Stored entries:
begin

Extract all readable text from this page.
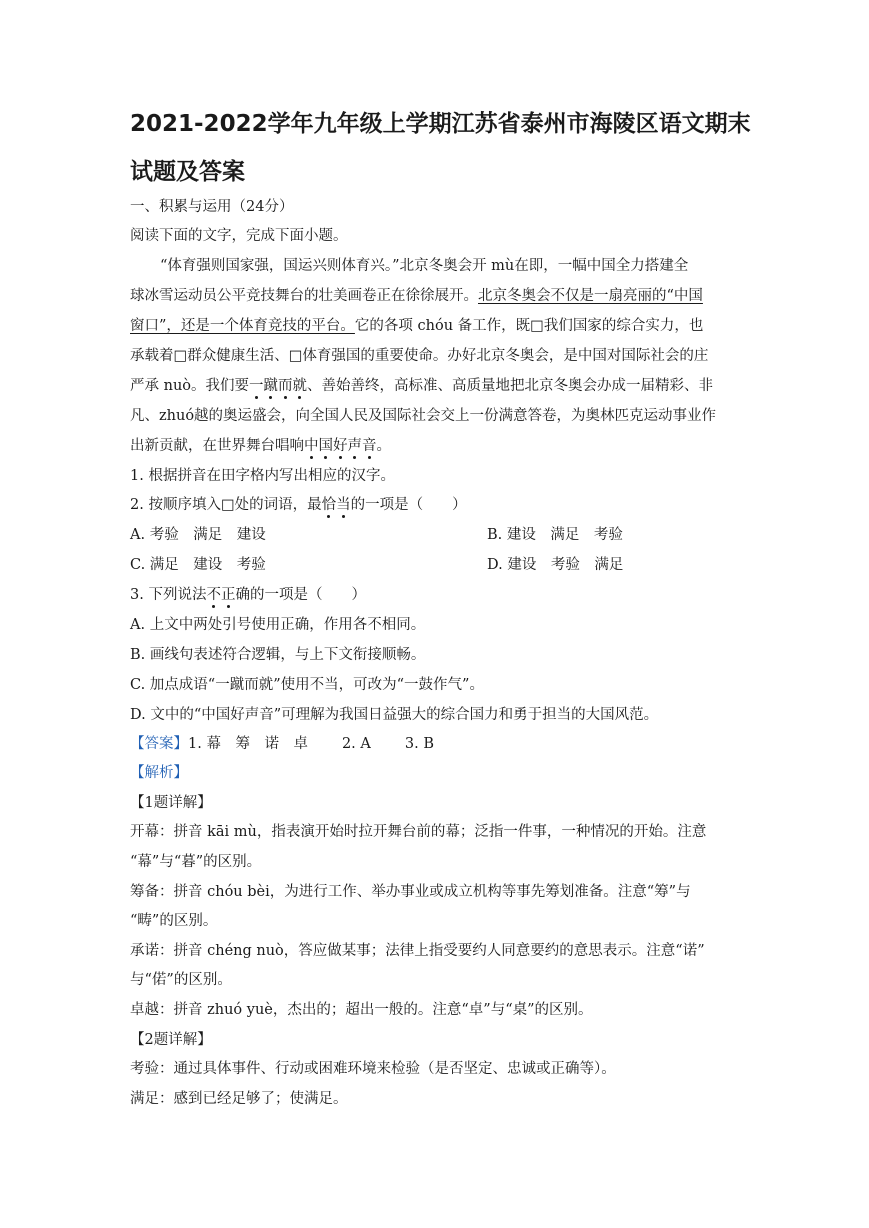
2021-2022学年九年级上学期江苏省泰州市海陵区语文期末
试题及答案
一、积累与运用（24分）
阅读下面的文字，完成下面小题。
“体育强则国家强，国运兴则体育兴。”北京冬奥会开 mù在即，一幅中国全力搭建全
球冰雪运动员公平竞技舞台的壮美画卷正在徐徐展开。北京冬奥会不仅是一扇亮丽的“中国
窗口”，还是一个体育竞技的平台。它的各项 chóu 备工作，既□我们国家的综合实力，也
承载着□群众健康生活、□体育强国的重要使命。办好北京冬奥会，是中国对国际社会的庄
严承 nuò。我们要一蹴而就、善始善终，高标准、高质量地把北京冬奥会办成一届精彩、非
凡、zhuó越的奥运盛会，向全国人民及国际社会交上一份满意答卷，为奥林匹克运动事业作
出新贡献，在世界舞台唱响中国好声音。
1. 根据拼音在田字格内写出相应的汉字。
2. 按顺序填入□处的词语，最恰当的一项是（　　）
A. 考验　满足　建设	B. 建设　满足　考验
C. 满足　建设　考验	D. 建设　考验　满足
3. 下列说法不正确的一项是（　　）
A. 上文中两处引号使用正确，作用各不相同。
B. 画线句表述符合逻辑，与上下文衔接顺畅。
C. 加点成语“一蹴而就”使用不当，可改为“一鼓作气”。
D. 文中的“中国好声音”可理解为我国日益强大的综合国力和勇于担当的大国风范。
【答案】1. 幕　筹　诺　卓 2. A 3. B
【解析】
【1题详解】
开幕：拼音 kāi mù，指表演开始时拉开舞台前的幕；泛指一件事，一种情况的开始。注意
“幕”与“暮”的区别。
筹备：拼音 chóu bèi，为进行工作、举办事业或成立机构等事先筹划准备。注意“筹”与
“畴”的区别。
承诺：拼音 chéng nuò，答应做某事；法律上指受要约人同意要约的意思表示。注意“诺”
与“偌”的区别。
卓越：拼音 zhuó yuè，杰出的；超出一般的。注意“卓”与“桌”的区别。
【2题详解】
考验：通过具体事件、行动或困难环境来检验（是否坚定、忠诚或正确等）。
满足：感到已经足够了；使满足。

end

Given problem> Set down all the data again exactly as above, pictures excluded.

Problem solution>
Extract all readable text from this page.
2021-2022学年九年级上学期江苏省泰州市海陵区语文期末
试题及答案
一、积累与运用（24分）
阅读下面的文字，完成下面小题。
“体育强则国家强，国运兴则体育兴。”北京冬奥会开 mù在即，一幅中国全力搭建全
球冰雪运动员公平竞技舞台的壮美画卷正在徐徐展开。北京冬奥会不仅是一扇亮丽的“中国
窗口”，还是一个体育竞技的平台。它的各项 chóu 备工作，既□我们国家的综合实力，也
承载着□群众健康生活、□体育强国的重要使命。办好北京冬奥会，是中国对国际社会的庄
严承 nuò。我们要一蹴而就、善始善终，高标准、高质量地把北京冬奥会办成一届精彩、非
凡、zhuó越的奥运盛会，向全国人民及国际社会交上一份满意答卷，为奥林匹克运动事业作
出新贡献，在世界舞台唱响中国好声音。
1. 根据拼音在田字格内写出相应的汉字。
2. 按顺序填入□处的词语，最恰当的一项是（　　）
A. 考验　满足　建设	B. 建设　满足　考验
C. 满足　建设　考验	D. 建设　考验　满足
3. 下列说法不正确的一项是（　　）
A. 上文中两处引号使用正确，作用各不相同。
B. 画线句表述符合逻辑，与上下文衔接顺畅。
C. 加点成语“一蹴而就”使用不当，可改为“一鼓作气”。
D. 文中的“中国好声音”可理解为我国日益强大的综合国力和勇于担当的大国风范。
【答案】1. 幕　筹　诺　卓 2. A 3. B
【解析】
【1题详解】
开幕：拼音 kāi mù，指表演开始时拉开舞台前的幕；泛指一件事，一种情况的开始。注意
“幕”与“暮”的区别。
筹备：拼音 chóu bèi，为进行工作、举办事业或成立机构等事先筹划准备。注意“筹”与
“畴”的区别。
承诺：拼音 chéng nuò，答应做某事；法律上指受要约人同意要约的意思表示。注意“诺”
与“偌”的区别。
卓越：拼音 zhuó yuè，杰出的；超出一般的。注意“卓”与“桌”的区别。
【2题详解】
考验：通过具体事件、行动或困难环境来检验（是否坚定、忠诚或正确等）。
满足：感到已经足够了；使满足。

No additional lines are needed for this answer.